0

I have a test ElasticSearch 6.0 index populated with millions of records, likely to be in the billions in production. I need to search for a subset of these records, then save this subset of the original set into a secondary index for later searching. I have proven this out via querying ES on Kibana, the challenge is to find appropriate APIs in Java 8 using my Jest client (searchbox.io, version 5.3.3) to do the same. The ElasticSearch cluster is on AWS, so using a transport client is out.

POST _reindex?slices=10&wait_for_completion=false
{ "conflicts": "proceed",
  "source":{
    "index": "my_source_idx",
    "size": 5000,
    "query": { "bool": {
      "filter": { "bool" : { "must" : [
        { "nested": { "path": "test", "query": { "bool": { "must":[
           { "terms" : { "test.RowKey": ["abc"]} },
           { "range" : { "test.dates" : { "lte": "2018-01-01", "gte": "2010-08-01"} } },
           { "range" : { "test.DatesCount" : { "gte": 2} } },
           { "script" : { "script" : { "id": "my_painless_script", 
              "params" : {"min_occurs" : 1, "dateField": "test.dates", "RowKey": ["abc"], "fromDate": "2010-08-01", "toDate": "2018-01-01"}}}}
        ]}}}}
      ]}}
    }}
  },
  "dest": {
    "index": "my_dest_idx"
  },
  "script": {
    "source": <My painless script>
  } }

I am aware I can perform a search on the source index, then create and bulk load the response records onto the new index, but I want to be able to do this all in one shot, as I do have a painless script to glean off some information that is pertinent to the queries that will search the secondary index. Performance is a concern, as the application will be chaining subsequent queries together using the destination index to query against. Does anyone know how to do accomplish this using Jest?

> **SHORT TASK 1**:
Rewrite the rows from the first one through the line containing "info-suffix: - 10", replacing "schedule-date" with "timetable-date" and leaving everything else unchanged.

> **EXTRACTED INFORMATION**:
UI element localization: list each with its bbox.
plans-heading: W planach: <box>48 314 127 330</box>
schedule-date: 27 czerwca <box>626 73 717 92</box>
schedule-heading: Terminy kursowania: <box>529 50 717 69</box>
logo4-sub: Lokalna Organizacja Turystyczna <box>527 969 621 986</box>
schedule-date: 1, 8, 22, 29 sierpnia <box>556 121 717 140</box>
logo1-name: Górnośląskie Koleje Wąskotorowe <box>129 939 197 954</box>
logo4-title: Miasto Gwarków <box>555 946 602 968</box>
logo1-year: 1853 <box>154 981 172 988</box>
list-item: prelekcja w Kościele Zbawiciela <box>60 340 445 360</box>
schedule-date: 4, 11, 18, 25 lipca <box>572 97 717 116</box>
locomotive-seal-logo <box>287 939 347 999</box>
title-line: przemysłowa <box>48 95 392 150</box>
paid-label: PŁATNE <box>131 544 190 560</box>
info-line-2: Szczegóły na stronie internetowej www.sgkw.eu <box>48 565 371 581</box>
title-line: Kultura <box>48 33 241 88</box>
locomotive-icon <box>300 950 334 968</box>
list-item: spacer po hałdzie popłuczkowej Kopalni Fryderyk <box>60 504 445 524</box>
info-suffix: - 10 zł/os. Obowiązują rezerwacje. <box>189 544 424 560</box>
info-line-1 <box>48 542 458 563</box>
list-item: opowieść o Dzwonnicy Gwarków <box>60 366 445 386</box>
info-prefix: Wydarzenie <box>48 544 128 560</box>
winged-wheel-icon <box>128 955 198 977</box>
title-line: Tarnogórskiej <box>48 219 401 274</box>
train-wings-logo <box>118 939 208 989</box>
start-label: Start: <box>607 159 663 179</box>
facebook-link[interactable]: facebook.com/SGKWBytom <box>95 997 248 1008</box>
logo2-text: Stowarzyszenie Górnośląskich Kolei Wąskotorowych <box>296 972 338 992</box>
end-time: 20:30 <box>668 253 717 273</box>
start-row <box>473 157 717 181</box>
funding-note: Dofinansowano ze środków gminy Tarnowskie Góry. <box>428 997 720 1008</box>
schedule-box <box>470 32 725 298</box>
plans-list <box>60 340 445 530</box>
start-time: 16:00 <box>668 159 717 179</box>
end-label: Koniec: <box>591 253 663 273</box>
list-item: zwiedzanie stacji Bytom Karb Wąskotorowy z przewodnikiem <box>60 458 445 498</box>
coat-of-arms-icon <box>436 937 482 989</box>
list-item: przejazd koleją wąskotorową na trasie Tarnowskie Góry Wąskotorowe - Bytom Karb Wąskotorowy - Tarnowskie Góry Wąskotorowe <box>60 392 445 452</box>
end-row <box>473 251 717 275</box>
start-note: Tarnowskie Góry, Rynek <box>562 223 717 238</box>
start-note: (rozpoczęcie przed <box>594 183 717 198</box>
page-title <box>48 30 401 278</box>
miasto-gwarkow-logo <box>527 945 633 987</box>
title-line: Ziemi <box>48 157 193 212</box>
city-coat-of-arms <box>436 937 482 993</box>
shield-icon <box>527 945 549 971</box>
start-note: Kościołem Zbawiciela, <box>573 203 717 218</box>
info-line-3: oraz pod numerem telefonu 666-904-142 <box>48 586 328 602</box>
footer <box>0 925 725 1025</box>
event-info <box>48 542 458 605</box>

> **SHORT TASK 2**:
In the Elasticsearch reindexing post, why is a transport client ruled out?

> **FINAL RESULT 1**:
UI element localization: list each with its bbox.
plans-heading: W planach: <box>48 314 127 330</box>
timetable-date: 27 czerwca <box>626 73 717 92</box>
schedule-heading: Terminy kursowania: <box>529 50 717 69</box>
logo4-sub: Lokalna Organizacja Turystyczna <box>527 969 621 986</box>
timetable-date: 1, 8, 22, 29 sierpnia <box>556 121 717 140</box>
logo1-name: Górnośląskie Koleje Wąskotorowe <box>129 939 197 954</box>
logo4-title: Miasto Gwarków <box>555 946 602 968</box>
logo1-year: 1853 <box>154 981 172 988</box>
list-item: prelekcja w Kościele Zbawiciela <box>60 340 445 360</box>
timetable-date: 4, 11, 18, 25 lipca <box>572 97 717 116</box>
locomotive-seal-logo <box>287 939 347 999</box>
title-line: przemysłowa <box>48 95 392 150</box>
paid-label: PŁATNE <box>131 544 190 560</box>
info-line-2: Szczegóły na stronie internetowej www.sgkw.eu <box>48 565 371 581</box>
title-line: Kultura <box>48 33 241 88</box>
locomotive-icon <box>300 950 334 968</box>
list-item: spacer po hałdzie popłuczkowej Kopalni Fryderyk <box>60 504 445 524</box>
info-suffix: - 10 zł/os. Obowiązują rezerwacje. <box>189 544 424 560</box>

> **FINAL RESULT 2**:
Because the ElasticSearch cluster is on AWS.